■ ENUNCIADO A: Indique se cada afirmação abaixo está de acordo com o texto sobre o povo guarani, respondendo sim ou não e citando literalmente as palavras do texto que decidem a questão. (i) Os 1.500 representantes do povo guarani vieram, além do Brasil, da Argentina, do Paraguai e da Bolívia. (ii) A primeira escola pública no Brasil foi fundada por dom Pedro II em 1740. (iii) Nas cidades guaranis, a terra pertencia individualmente a cada família.
■ ENUNCIADO B:
Com base no texto sobre o povo guarani, responda às perguntas a seguir.
(i) Em que localidade foi formado o acampamento?
(ii) Quantas cidades os guaranis desenvolveram em 150 anos?
(iii) Quantas cabeças de gado chegaram a ter?
■ ENUNCIADO C: Resuma em duas frases o texto sobre o povo guarani.

+++ TEXTO PARA LEITURA

Salve, salve o povo guarani
Texto extraído da revista Caros Amigos nº 108.
“Entre os dias 5 e 10 de fevereiro de 1756 foram escritas algumas das páginas mais bonitas da história do nosso povo. Nesse período se travaram batalhas que definiram a propriedade do território, que hoje é o Rio Grande do Sul. De um lado, dois exércitos fortemente armados e unidos, do império espanhol e do império português, abençoados pelo império do Vaticano, que os acompanhava. Do outro, o povo guarani, que vivia sossegadamente organizado em sete povos, defendendo sua cultura, sua forma de viver e seu território. Duzentos e cinqüenta anos depois, nos reunimos durante quatro dias, mais de 10.000 pessoas, a maioria jovens, militantes sociais da cidade e do campo, de todo o sul do Brasil. E, entre nós, 1.500 representantes do povo guarani, vindos de três países, fora o Brasil: Argentina, Paraguai e Bolívia. Formamos um acampamento em São Gabriel, Rio Grande do Sul, para reverenciar o povo guarani e o martírio do seu líder Sepé Tiaraju.
Mas o que fomos celebrar em São Gabriel, se houve uma derrota, um massacre do povo guarani?
Para entender a importância do nosso acampamento e das homenagens aos derrotados, vamos recorrer à história. Os povos guaranis, charruas, minuanos e tapes habitam, desde tempos imemoriáveis, o território hoje conhecido como Rio Grande do Sul (segundo estudos antropológicos, há provas da presença humana na região das missões há 12.000 anos). E entre os anos de 1600 e 1756 floresceu uma civilização extremamente progressista na região noroeste do território gaúcho, o que compreende desde o norte do Uruguai até o noroeste do Rio Grande do Sul, nas margens do rio Uruguai, e ultrapassando o rio, onde hoje é a província de Missiones, na Argentina e parte do sul do Paraguai. Nesse território se concentraram os povos guaranis e seus aliados charruas. Organizaram uma forma de vida social impressionante. Foi uma aliança entre o saber milenar de seu povo, com o enciclopedismo europeu que veio com a Companhia de Jesus. Nestes 150 anos desenvolveram 33 cidades, que chegaram a ter entre 5.000 e 15.000 habitantes cada uma. Toda terra era de uso e posse coletivos. O trabalho era organizado de duas formas. Uma parte era de para toda a comunidade e realizado de forma coletiva, e uma pequena parte do tempo podia ser dedicado a afazeres domésticos e cultivos familiares. Não havia fome. Não havia desigualdade social. Não havia pobres e ricos. Todos eram iguais. Existiam já naquela época, pasmem, escolas e, segundo os registros, todas as crianças deviam ir para a escola a partir dos 6 anos (imaginemos que a primeira escola pública no Brasil foi fundada bem depois, por dom Pedro II, em 1840). Nesse sistema econômico, chegaram a ter mais de 4 milhões de cabeças de gado, originalmente trazidos pelos jesuítas e adaptados ao pampa gaúcho. Havia fartura de alimentos. E grande parte do tempo as pessoas dedicavam a atividades culturais, festas, cantorias e intercâmbio. No povoado de São Miguel das Missões registra-se que havia uma orquestra de crianças e adolescentes que tocavam inclusive violino. Isso tudo, lá pelos idos de 1700. E muitos anos antes da civilização européia, implantaram um regime político que depois ficou conhecido como república. Ou seja, na estrutura de poder dos guaranis, a eleição dos líderes era feita pelo voto de cada habitante, homens e mulheres.

++++++
+++ DADOS FORNECIDOS

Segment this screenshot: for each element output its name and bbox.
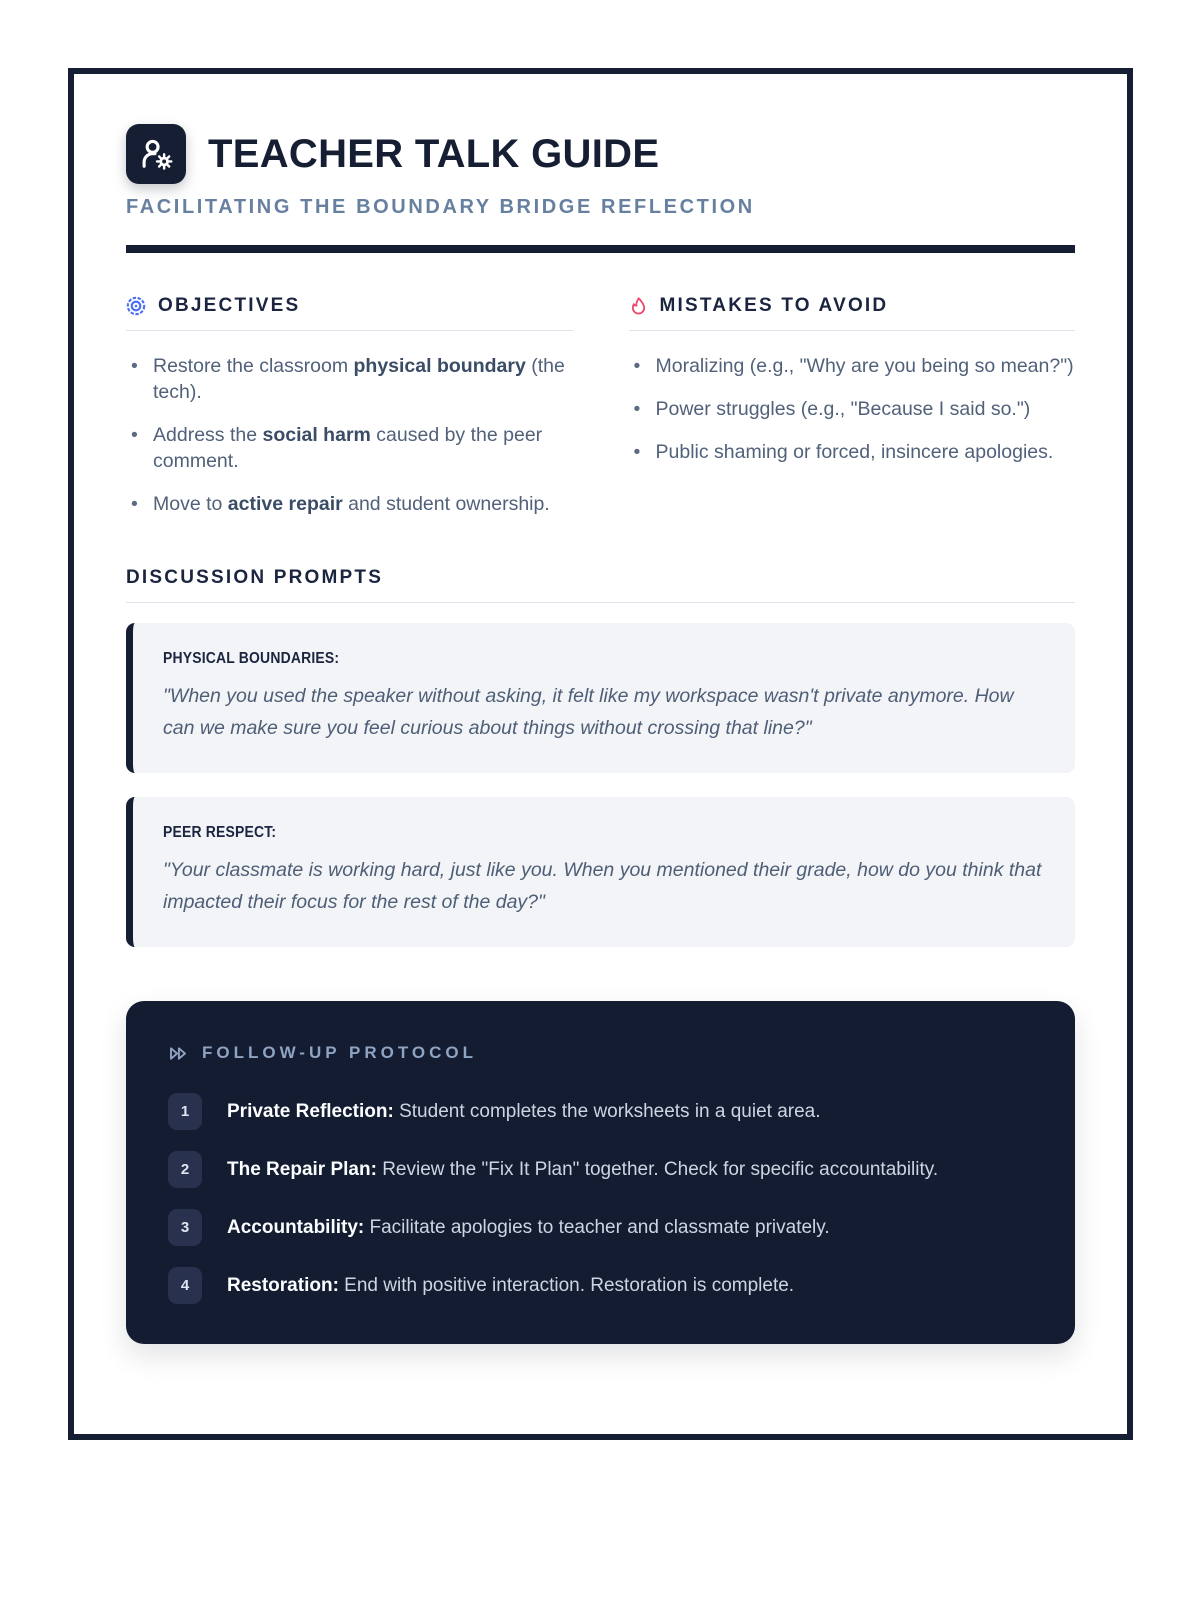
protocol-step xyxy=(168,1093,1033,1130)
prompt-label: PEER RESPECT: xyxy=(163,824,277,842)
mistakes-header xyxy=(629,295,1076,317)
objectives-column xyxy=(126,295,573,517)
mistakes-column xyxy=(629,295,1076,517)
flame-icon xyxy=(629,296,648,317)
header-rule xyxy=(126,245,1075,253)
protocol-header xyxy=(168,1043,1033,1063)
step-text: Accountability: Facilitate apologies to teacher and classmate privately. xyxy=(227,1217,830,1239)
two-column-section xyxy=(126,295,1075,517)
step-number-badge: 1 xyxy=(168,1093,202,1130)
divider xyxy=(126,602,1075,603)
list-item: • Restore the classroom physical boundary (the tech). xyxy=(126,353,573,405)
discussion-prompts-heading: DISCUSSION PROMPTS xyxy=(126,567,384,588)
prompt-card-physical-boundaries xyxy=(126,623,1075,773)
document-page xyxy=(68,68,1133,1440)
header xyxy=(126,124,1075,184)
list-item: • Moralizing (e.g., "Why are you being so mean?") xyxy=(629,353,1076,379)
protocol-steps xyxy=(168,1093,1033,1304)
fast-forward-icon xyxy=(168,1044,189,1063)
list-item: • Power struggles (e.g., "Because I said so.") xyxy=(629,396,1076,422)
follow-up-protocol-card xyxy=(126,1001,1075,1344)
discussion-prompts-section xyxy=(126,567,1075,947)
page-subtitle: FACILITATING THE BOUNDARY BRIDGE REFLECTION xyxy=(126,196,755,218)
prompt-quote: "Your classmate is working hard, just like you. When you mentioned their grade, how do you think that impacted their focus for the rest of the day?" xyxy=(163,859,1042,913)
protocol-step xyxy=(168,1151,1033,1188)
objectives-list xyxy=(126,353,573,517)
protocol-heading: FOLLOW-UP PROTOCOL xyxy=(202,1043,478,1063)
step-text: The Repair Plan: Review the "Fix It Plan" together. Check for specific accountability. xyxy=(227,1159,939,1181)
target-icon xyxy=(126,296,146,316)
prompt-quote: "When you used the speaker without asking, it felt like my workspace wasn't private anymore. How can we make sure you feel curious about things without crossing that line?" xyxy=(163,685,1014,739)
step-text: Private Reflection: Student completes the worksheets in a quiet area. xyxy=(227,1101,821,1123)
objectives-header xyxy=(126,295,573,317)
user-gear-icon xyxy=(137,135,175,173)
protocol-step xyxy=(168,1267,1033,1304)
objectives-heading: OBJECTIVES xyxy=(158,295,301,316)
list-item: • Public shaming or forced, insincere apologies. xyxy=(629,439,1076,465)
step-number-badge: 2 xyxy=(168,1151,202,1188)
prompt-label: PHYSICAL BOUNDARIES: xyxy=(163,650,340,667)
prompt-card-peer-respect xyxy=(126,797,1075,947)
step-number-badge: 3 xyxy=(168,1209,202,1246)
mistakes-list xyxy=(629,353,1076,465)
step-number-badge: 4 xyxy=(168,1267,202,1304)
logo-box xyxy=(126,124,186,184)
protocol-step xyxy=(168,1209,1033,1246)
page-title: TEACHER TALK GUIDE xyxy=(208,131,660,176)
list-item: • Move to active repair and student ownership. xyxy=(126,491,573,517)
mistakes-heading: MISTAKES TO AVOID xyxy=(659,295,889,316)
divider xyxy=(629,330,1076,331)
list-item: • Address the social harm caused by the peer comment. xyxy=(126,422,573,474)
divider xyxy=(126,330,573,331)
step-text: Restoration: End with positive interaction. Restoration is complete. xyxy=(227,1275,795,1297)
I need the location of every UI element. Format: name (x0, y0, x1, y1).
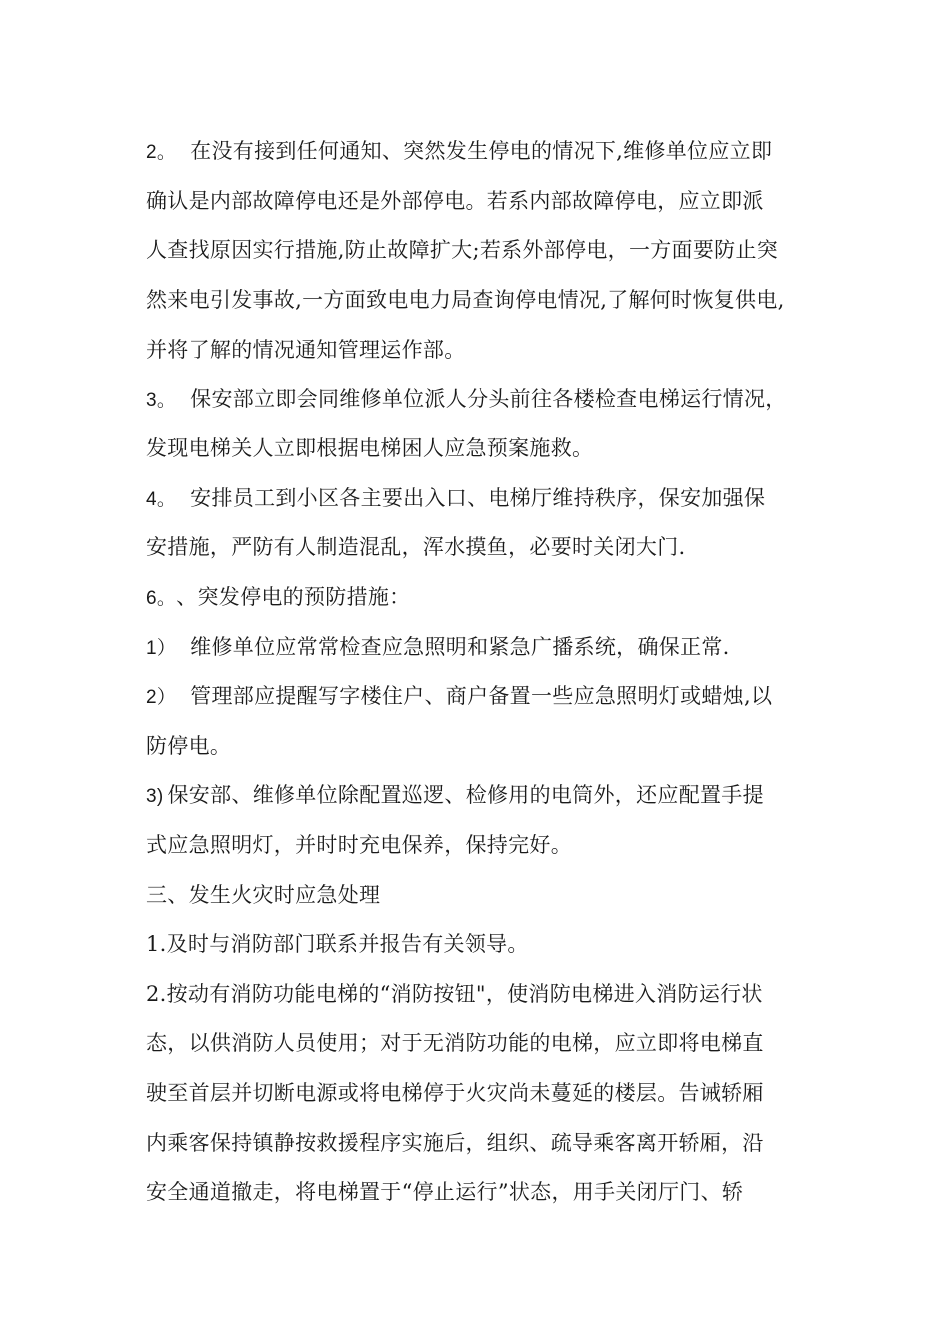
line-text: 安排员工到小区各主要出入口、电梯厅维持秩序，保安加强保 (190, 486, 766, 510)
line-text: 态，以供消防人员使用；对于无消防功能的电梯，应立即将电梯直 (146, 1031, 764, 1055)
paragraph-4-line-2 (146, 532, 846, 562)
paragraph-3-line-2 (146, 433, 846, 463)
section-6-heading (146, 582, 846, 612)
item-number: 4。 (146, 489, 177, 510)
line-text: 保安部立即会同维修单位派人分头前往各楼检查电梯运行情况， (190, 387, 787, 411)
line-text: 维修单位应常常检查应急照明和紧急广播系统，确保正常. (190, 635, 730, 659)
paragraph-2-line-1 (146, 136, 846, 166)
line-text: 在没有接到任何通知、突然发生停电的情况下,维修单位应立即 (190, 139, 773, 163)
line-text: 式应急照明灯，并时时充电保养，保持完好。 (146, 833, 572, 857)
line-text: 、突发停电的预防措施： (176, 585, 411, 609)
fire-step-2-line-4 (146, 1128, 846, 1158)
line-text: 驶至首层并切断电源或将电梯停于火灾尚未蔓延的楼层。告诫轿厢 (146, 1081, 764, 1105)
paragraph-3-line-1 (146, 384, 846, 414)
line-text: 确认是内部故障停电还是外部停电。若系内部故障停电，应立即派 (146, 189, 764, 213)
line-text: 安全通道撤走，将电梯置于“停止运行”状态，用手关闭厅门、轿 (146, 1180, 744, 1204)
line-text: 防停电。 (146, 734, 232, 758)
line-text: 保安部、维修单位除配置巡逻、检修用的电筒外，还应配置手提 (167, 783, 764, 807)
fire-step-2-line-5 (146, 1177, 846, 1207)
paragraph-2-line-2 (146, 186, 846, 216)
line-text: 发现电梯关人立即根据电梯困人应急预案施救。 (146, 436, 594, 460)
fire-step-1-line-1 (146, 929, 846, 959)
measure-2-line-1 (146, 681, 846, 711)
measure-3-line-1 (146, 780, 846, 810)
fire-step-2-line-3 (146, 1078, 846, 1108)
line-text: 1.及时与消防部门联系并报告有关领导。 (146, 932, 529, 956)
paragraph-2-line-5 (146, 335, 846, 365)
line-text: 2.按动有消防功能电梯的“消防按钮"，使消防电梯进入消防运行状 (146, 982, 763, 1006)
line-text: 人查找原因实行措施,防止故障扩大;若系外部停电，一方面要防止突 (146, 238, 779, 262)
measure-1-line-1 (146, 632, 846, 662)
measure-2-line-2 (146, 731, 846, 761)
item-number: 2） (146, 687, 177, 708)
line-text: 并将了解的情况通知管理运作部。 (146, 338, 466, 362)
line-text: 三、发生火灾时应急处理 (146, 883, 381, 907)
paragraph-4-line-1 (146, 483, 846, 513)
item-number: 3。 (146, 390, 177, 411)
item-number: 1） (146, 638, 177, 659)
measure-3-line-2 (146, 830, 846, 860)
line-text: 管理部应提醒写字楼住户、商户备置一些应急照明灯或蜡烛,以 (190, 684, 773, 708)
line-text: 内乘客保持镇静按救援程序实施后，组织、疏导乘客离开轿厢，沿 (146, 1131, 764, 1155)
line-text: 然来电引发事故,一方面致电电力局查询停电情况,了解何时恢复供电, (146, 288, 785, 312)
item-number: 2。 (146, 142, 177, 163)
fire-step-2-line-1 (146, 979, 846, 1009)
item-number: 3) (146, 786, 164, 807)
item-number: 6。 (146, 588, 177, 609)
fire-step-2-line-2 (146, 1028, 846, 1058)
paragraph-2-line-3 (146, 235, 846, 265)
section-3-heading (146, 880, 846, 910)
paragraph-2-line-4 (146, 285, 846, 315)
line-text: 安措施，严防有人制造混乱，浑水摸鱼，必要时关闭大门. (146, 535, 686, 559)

++++++

■ RESPOSTA A:
(i) Sim: "1.500 representantes do povo guarani, vindos de três países, fora o Brasil: Argentina, Paraguai e Bolívia."
(ii) Não: "a primeira escola pública no Brasil foi fundada bem depois, por dom Pedro II, em 1840"
(iii) Não: "Toda terra era de uso e posse coletivos."

■ RESPOSTA B:
(i) Em São Gabriel, Rio Grande do Sul.
(ii) 33 cidades.
(iii) Mais de 4 milhões.

■ RESPOSTA C: Em fevereiro de 1756, os exércitos espanhol e português enfrentaram o povo guarani em batalhas que definiram a propriedade do território que hoje é o Rio Grande do Sul, e, duzentos e cinquenta anos depois, mais de 10.000 pessoas acamparam em São Gabriel para reverenciar esse povo e o martírio de seu líder Sepé Tiaraju. Entre 1600 e 1756, os guaranis e seus aliados desenvolveram 33 cidades com terra de uso coletivo, sem fome nem desigualdade, com escolas para todas as crianças e com líderes eleitos pelo voto de homens e mulheres.